■ INSTRUCTIONS FOR THE TASK
Do any lines in the data below contain "спектральной"? If so, copy every one of them.
····················
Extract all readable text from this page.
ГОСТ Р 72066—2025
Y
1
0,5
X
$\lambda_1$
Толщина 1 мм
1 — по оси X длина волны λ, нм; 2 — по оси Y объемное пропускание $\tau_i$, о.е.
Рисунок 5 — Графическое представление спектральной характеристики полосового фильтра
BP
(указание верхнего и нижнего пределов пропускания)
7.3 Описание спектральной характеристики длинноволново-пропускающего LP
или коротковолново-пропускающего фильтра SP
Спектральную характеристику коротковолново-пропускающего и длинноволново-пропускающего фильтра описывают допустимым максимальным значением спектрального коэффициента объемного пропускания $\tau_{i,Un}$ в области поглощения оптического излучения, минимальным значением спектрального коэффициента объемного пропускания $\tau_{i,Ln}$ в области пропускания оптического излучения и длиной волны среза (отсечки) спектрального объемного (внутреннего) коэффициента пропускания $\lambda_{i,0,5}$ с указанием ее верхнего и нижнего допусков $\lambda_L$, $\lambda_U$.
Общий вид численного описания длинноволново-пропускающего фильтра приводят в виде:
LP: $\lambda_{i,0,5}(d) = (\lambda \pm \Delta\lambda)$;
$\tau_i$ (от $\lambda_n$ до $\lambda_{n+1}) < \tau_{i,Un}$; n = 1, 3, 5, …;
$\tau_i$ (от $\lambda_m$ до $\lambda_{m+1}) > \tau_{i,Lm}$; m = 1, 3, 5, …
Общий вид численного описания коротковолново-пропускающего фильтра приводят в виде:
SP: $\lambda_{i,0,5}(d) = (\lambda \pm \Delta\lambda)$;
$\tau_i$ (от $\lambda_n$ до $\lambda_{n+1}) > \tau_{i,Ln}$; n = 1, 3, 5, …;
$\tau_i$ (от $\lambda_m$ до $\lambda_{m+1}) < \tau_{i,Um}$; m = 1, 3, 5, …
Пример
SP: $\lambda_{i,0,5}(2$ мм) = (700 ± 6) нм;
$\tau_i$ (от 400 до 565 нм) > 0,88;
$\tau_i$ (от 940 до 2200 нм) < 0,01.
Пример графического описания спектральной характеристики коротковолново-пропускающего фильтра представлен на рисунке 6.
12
····················
■ SOLUTION TO THIS EXERCISE
Рисунок 5 — Графическое представление спектральной характеристики полосового фильтра
7.3 Описание спектральной характеристики длинноволново-пропускающего LP
Пример графического описания спектральной характеристики коротковолново-пропускающего фильтра представлен на рисунке 6.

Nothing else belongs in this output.